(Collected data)
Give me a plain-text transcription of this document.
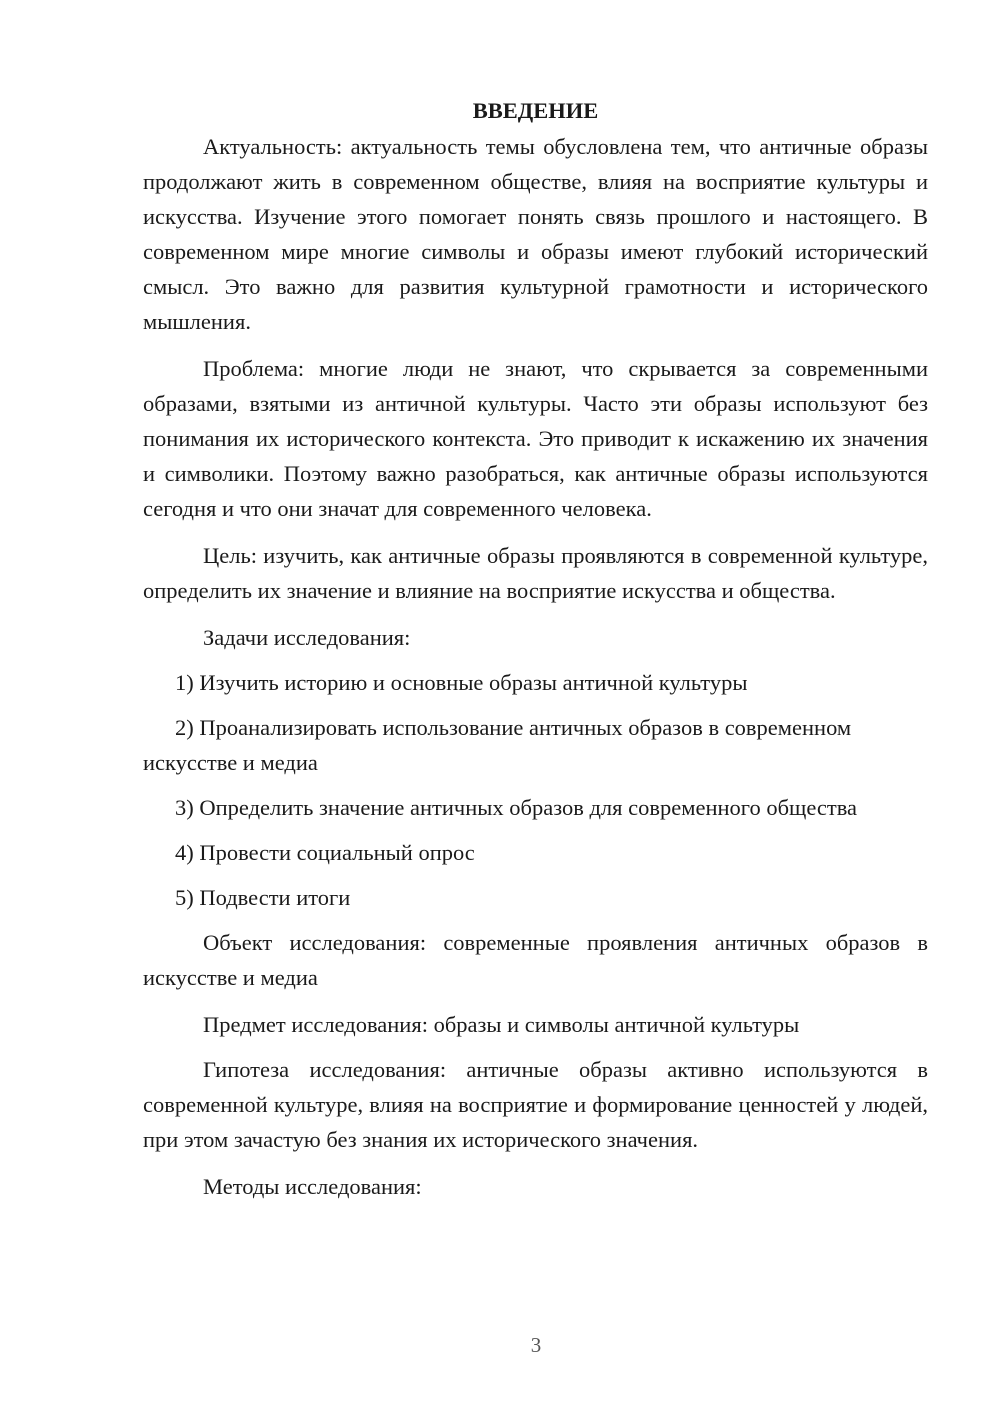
ВВЕДЕНИЕ

Актуальность: актуальность темы обусловлена тем, что античные образы продолжают жить в современном обществе, влияя на восприятие культуры и искусства. Изучение этого помогает понять связь прошлого и настоящего. В современном мире многие символы и образы имеют глубокий исторический смысл. Это важно для развития культурной грамотности и исторического мышления.

Проблема: многие люди не знают, что скрывается за современными образами, взятыми из античной культуры. Часто эти образы используют без понимания их исторического контекста. Это приводит к искажению их значения и символики. Поэтому важно разобраться, как античные образы используются сегодня и что они значат для современного человека.

Цель: изучить, как античные образы проявляются в современной культуре, определить их значение и влияние на восприятие искусства и общества.

Задачи исследования:

1) Изучить историю и основные образы античной культуры

2) Проанализировать использование античных образов в современном искусстве и медиа

3) Определить значение античных образов для современного общества

4) Провести социальный опрос

5) Подвести итоги

Объект исследования: современные проявления античных образов в искусстве и медиа

Предмет исследования: образы и символы античной культуры

Гипотеза исследования: античные образы активно используются в современной культуре, влияя на восприятие и формирование ценностей у людей, при этом зачастую без знания их исторического значения.

Методы исследования:

3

§ **AIM OF THE EXERCISE**
Leave every image out, and retype the material exactly.

§ **THE SOLUTION**
Give me a plain-text transcription of this document.
ВВЕДЕНИЕ

Актуальность: актуальность темы обусловлена тем, что античные образы продолжают жить в современном обществе, влияя на восприятие культуры и искусства. Изучение этого помогает понять связь прошлого и настоящего. В современном мире многие символы и образы имеют глубокий исторический смысл. Это важно для развития культурной грамотности и исторического мышления.

Проблема: многие люди не знают, что скрывается за современными образами, взятыми из античной культуры. Часто эти образы используют без понимания их исторического контекста. Это приводит к искажению их значения и символики. Поэтому важно разобраться, как античные образы используются сегодня и что они значат для современного человека.

Цель: изучить, как античные образы проявляются в современной культуре, определить их значение и влияние на восприятие искусства и общества.

Задачи исследования:

1) Изучить историю и основные образы античной культуры

2) Проанализировать использование античных образов в современном искусстве и медиа

3) Определить значение античных образов для современного общества

4) Провести социальный опрос

5) Подвести итоги

Объект исследования: современные проявления античных образов в искусстве и медиа

Предмет исследования: образы и символы античной культуры

Гипотеза исследования: античные образы активно используются в современной культуре, влияя на восприятие и формирование ценностей у людей, при этом зачастую без знания их исторического значения.

Методы исследования:

3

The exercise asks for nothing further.